__Problem statement__.
Search the records that follow and extract every line containing the string "ylabel".

>> begin

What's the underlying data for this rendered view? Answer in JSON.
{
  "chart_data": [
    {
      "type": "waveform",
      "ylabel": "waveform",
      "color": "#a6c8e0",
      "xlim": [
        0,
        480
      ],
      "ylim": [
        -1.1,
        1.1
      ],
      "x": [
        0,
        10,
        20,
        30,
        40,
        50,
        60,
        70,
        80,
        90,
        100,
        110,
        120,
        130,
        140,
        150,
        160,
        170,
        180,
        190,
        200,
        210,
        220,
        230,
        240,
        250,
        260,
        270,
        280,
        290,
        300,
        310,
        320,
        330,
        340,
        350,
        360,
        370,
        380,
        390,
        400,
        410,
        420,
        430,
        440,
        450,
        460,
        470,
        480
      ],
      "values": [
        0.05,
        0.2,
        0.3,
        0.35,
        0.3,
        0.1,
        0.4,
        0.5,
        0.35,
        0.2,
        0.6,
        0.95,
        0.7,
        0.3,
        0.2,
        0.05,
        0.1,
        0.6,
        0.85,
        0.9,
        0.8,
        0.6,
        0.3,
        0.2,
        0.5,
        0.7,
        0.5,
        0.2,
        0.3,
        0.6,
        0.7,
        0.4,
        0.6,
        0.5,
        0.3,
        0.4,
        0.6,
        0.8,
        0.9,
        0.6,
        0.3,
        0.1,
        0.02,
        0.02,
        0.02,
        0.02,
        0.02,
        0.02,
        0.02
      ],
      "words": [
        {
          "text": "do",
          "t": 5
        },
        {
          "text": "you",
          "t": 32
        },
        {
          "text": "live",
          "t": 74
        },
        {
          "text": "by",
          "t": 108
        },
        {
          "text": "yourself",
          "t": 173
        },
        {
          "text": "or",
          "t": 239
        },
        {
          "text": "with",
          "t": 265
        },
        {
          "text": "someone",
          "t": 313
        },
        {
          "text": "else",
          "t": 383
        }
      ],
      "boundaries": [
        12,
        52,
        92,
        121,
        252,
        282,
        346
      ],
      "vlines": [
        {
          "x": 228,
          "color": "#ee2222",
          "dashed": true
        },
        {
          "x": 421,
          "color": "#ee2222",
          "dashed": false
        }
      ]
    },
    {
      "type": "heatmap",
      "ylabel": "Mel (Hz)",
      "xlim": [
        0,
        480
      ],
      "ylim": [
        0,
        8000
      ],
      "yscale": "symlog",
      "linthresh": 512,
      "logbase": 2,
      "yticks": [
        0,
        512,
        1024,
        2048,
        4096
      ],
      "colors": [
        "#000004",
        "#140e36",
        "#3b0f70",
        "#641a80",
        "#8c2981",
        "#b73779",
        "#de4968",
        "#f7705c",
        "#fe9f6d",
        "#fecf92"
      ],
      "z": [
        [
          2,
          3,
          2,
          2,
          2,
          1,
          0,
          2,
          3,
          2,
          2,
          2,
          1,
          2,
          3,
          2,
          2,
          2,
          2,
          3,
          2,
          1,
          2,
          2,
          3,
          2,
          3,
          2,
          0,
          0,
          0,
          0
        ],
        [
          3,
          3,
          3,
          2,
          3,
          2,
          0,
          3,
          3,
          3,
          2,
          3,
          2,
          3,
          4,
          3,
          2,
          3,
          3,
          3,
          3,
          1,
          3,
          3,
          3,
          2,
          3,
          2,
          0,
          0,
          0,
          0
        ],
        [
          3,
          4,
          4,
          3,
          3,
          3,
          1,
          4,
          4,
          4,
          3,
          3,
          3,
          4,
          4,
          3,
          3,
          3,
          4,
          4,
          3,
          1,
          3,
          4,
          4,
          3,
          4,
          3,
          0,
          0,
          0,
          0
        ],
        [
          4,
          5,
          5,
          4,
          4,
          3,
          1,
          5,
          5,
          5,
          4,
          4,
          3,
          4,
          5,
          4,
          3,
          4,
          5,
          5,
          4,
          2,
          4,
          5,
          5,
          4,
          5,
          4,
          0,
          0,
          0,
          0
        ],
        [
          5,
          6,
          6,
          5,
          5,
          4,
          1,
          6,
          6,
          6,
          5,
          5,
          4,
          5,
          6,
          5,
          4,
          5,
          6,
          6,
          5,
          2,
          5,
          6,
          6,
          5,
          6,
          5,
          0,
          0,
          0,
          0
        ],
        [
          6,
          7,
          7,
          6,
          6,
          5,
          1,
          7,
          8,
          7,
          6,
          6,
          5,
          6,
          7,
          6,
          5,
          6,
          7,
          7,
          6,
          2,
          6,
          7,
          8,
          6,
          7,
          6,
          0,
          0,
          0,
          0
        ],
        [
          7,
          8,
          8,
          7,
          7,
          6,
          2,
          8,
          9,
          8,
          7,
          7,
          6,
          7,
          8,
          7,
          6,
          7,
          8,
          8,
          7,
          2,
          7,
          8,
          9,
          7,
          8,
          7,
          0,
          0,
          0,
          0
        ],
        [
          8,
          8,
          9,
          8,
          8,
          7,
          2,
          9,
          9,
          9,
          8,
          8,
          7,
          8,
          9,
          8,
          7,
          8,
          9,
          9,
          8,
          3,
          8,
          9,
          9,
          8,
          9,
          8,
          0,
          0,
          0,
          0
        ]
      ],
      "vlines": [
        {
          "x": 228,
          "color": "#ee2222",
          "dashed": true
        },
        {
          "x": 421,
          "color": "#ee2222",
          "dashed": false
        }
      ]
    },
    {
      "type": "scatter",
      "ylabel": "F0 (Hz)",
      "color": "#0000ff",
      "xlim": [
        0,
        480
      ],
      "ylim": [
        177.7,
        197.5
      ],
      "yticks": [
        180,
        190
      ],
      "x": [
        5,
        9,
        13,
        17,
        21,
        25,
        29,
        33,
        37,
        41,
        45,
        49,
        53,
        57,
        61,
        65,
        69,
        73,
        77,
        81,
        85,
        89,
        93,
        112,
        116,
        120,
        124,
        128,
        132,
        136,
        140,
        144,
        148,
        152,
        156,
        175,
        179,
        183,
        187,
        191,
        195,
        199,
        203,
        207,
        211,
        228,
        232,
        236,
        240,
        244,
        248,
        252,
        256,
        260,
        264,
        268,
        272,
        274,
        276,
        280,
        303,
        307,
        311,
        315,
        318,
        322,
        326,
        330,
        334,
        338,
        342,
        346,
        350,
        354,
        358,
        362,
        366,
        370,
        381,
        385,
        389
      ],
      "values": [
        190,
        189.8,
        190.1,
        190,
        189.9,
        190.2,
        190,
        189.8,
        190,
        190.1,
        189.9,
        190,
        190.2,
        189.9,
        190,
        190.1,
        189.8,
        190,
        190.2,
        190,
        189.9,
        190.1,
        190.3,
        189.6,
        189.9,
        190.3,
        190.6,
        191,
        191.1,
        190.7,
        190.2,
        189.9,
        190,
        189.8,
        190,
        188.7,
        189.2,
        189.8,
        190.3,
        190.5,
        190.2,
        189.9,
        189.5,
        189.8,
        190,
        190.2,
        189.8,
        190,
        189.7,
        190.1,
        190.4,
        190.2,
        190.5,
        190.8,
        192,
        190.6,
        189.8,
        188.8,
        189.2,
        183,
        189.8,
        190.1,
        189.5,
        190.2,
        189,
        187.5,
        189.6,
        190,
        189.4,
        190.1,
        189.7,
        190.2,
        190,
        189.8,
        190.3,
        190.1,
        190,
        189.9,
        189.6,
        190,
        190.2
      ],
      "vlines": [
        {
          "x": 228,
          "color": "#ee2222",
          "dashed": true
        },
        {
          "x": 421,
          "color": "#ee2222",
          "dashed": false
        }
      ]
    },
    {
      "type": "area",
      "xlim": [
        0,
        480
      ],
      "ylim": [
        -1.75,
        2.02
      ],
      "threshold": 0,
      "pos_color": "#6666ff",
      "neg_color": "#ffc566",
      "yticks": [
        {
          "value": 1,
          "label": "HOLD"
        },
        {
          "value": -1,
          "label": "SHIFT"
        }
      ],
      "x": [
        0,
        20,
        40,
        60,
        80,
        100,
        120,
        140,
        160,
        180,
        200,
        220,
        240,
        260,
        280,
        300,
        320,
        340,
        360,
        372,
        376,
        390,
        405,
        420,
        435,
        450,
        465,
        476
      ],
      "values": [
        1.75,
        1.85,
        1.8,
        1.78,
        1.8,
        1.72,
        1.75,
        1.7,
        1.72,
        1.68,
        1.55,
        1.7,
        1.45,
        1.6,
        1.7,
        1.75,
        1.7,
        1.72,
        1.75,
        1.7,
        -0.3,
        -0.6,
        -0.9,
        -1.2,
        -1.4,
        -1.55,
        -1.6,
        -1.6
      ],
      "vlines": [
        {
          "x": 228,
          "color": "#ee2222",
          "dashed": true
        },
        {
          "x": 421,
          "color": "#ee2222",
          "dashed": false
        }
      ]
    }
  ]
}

>> end

__The solution__.
      "ylabel": "waveform",
      "ylabel": "Mel (Hz)",
      "ylabel": "F0 (Hz)",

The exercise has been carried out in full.